Data entries:

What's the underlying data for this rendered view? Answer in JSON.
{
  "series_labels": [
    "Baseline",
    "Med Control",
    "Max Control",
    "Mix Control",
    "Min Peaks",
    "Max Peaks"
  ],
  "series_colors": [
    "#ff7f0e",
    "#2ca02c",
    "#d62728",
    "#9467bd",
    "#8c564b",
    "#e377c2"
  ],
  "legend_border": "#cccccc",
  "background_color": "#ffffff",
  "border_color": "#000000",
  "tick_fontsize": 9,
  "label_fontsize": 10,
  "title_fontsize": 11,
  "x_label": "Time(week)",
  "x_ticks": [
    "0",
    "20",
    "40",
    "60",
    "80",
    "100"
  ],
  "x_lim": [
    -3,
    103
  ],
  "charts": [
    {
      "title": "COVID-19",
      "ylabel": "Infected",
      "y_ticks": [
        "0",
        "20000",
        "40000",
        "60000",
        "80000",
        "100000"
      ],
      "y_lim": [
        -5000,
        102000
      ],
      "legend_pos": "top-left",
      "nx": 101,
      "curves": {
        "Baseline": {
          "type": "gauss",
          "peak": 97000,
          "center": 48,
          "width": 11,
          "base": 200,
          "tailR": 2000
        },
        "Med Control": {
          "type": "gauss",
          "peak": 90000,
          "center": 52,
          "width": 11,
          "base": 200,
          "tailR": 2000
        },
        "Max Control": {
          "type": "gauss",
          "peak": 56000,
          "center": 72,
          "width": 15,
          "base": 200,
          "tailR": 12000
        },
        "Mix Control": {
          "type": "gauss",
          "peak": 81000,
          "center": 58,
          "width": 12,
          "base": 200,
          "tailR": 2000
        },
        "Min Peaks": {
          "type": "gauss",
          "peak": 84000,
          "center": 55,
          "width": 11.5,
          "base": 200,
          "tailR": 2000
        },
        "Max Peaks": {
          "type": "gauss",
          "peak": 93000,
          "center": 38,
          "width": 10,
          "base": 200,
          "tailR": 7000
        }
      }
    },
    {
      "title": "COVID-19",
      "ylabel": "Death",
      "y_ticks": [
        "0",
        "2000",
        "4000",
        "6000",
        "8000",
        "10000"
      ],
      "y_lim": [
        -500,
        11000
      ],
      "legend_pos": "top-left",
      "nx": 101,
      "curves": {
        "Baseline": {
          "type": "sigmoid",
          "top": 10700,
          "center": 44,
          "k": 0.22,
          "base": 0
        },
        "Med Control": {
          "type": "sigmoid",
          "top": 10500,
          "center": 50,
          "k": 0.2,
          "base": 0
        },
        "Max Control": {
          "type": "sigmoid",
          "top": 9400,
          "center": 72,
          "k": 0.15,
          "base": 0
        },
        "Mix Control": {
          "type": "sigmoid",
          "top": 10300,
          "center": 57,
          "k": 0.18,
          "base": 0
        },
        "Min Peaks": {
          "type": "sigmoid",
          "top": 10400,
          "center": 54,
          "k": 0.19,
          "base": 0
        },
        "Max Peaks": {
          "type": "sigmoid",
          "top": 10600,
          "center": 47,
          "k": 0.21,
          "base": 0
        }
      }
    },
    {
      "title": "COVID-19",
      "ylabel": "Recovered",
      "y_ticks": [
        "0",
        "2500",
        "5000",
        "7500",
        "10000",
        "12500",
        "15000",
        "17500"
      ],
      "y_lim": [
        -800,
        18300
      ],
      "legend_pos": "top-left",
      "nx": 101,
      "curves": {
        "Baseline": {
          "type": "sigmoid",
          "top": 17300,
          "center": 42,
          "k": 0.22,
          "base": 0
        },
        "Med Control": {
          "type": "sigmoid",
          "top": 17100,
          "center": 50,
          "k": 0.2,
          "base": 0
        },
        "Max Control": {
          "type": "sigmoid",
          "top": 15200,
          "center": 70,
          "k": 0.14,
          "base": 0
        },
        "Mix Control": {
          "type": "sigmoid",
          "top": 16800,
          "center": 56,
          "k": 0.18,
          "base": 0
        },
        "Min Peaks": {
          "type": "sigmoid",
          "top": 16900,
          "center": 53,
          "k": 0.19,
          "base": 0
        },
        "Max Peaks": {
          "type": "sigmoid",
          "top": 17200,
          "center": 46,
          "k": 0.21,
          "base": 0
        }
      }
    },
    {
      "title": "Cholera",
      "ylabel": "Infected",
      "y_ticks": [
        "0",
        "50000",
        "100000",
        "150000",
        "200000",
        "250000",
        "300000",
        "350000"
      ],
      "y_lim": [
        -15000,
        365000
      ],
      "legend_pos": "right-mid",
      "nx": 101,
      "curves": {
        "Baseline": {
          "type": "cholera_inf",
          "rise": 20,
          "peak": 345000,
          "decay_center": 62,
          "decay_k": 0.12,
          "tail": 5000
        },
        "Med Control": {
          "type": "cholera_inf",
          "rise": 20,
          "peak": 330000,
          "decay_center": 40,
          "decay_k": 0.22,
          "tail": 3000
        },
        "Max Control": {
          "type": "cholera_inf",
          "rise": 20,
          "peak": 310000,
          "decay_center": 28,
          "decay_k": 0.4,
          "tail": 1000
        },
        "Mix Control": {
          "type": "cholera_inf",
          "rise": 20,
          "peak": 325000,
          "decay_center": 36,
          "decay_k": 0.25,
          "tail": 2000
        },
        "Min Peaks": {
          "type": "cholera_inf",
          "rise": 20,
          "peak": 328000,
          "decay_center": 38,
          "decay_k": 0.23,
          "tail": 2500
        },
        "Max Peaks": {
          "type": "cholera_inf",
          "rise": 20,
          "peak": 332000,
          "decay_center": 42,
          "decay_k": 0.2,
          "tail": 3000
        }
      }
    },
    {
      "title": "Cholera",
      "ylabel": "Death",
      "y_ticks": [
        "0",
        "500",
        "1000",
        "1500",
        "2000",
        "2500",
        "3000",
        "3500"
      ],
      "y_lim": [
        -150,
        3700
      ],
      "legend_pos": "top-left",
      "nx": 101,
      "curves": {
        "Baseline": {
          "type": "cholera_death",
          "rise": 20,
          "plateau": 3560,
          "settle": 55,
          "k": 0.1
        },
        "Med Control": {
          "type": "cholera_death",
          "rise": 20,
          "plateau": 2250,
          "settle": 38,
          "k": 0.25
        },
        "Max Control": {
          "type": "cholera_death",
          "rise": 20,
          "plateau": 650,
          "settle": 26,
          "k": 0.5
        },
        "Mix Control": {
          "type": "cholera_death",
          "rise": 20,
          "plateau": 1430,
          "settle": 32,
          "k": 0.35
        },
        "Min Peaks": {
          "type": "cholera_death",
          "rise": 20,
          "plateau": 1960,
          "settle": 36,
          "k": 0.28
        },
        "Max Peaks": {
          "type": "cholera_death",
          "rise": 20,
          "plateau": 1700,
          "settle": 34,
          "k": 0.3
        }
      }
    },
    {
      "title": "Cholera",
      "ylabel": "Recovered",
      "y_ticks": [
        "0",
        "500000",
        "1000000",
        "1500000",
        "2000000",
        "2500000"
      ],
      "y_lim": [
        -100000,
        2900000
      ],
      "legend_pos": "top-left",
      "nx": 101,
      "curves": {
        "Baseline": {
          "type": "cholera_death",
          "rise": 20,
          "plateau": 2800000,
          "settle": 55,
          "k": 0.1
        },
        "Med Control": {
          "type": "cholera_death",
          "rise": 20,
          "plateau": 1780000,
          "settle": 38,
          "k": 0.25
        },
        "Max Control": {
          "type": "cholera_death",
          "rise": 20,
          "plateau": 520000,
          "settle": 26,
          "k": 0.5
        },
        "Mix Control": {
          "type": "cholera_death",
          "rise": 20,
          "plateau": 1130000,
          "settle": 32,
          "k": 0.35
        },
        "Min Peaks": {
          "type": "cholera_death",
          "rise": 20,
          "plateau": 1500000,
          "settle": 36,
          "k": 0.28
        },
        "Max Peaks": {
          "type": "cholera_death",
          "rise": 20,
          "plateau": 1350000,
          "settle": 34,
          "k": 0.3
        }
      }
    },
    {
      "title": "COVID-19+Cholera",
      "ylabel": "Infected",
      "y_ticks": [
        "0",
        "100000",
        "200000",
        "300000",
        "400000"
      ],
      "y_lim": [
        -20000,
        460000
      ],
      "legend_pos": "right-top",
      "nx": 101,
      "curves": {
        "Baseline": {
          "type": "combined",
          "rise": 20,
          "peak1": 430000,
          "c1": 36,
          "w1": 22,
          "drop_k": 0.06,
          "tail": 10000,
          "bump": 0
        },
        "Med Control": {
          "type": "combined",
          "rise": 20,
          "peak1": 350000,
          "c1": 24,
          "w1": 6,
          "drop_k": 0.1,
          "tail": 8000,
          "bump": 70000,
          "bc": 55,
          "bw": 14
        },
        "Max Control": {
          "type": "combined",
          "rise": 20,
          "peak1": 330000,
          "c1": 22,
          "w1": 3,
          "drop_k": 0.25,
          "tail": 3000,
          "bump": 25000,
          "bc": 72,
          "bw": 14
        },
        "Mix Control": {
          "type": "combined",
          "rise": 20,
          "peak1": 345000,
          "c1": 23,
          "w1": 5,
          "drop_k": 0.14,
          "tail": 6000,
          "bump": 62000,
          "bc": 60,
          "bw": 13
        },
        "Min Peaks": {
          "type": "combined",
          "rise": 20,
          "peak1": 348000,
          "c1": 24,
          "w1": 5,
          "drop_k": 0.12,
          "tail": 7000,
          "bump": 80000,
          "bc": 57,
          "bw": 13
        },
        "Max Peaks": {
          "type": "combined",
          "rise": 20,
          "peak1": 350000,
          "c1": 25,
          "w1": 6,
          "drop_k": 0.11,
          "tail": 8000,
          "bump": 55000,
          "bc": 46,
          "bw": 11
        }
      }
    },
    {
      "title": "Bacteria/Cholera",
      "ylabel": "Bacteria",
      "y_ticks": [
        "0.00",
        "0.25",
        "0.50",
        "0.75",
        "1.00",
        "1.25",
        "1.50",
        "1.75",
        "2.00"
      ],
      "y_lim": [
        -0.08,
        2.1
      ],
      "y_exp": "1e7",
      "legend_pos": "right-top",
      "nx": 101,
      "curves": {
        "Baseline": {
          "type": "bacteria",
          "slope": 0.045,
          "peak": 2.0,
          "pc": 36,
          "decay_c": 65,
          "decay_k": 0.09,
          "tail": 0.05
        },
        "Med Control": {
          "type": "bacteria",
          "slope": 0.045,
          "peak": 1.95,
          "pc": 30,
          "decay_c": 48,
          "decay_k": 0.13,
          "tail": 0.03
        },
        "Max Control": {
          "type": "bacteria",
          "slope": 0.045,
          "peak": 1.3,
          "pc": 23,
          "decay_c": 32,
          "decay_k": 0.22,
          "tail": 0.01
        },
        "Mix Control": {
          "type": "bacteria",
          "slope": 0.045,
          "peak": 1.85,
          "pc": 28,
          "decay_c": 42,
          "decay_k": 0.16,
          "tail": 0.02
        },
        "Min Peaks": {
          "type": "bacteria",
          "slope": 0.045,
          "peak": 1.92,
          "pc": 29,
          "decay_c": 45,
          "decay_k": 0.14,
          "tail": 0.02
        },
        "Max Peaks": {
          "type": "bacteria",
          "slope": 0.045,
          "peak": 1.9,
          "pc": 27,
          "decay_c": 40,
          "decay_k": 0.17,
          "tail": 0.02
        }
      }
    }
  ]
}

*WHAT THE TASK ASKS*.
Reply with only the number of lines in the entries that hold the word "plateau".

*TASK OUTPUT*.
12